▸ Dataset extract:
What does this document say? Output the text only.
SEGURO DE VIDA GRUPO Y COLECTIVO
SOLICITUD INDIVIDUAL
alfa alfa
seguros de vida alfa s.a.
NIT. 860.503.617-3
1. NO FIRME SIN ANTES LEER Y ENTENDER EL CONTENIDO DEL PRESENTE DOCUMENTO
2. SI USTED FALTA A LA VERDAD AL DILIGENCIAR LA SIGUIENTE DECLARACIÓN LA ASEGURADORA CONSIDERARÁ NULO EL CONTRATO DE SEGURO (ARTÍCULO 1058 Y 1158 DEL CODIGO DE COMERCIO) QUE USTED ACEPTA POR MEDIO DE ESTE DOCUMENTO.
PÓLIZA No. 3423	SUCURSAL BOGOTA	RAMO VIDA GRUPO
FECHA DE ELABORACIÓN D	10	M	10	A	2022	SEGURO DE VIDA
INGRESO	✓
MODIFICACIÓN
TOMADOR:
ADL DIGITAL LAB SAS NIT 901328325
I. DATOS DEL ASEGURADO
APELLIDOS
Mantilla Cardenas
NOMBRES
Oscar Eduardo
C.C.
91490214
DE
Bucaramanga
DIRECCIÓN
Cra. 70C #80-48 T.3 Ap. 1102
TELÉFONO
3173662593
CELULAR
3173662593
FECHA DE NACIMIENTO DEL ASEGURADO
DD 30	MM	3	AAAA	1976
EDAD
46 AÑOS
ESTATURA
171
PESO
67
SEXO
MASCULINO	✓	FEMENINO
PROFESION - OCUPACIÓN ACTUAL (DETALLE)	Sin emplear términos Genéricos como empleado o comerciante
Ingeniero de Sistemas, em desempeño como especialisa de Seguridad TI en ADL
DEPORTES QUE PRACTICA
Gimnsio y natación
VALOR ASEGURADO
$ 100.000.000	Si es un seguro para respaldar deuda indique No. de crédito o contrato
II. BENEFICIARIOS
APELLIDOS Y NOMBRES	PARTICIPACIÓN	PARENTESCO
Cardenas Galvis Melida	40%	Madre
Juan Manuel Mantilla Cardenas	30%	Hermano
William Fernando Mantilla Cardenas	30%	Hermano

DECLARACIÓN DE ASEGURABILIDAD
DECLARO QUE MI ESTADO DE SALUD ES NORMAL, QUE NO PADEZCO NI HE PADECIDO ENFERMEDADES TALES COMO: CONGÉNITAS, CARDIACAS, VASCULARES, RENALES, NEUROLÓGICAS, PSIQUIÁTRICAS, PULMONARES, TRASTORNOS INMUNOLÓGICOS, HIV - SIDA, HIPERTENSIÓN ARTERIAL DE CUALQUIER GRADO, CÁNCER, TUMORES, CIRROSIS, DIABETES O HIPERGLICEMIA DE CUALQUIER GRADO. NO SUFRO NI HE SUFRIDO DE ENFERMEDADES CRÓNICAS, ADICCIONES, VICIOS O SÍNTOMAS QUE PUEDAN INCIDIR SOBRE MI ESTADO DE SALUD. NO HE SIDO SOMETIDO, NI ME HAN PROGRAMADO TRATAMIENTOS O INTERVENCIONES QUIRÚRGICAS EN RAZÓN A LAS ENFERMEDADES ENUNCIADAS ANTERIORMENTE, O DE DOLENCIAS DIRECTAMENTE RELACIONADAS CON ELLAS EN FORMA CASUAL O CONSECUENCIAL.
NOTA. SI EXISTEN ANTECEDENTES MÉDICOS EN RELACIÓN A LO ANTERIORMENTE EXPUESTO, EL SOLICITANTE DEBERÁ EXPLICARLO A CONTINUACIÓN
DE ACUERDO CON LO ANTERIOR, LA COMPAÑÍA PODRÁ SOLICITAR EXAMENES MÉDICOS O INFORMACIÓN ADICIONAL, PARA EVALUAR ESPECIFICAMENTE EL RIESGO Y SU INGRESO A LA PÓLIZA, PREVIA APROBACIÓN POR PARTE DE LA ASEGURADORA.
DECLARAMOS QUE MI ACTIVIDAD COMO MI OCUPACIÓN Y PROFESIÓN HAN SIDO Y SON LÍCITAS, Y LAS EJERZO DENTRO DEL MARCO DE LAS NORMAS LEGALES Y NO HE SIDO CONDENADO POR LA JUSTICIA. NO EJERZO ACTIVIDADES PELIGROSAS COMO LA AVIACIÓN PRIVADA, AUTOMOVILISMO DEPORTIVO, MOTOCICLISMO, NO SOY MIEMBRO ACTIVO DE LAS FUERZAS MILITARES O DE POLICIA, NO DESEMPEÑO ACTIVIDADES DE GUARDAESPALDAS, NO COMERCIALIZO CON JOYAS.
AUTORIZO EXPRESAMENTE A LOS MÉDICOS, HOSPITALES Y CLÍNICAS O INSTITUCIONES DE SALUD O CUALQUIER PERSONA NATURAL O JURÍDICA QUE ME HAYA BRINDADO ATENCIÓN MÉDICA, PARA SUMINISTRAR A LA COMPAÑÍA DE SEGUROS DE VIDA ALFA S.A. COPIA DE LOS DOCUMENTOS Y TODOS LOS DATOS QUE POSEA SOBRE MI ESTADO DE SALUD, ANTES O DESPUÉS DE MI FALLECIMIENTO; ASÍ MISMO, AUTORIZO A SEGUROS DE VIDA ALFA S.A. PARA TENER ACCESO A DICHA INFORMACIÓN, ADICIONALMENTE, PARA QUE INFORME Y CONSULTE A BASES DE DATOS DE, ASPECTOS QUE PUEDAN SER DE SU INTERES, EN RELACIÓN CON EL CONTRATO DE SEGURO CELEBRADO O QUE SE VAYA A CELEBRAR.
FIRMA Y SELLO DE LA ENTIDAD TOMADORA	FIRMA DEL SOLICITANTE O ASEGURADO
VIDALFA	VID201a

▸ Work task: The answer must consist of each line in the entries above that includes "Cardenas".

▸ Reply:
Mantilla Cardenas
Cardenas Galvis Melida	40%	Madre
Juan Manuel Mantilla Cardenas	30%	Hermano
William Fernando Mantilla Cardenas	30%	Hermano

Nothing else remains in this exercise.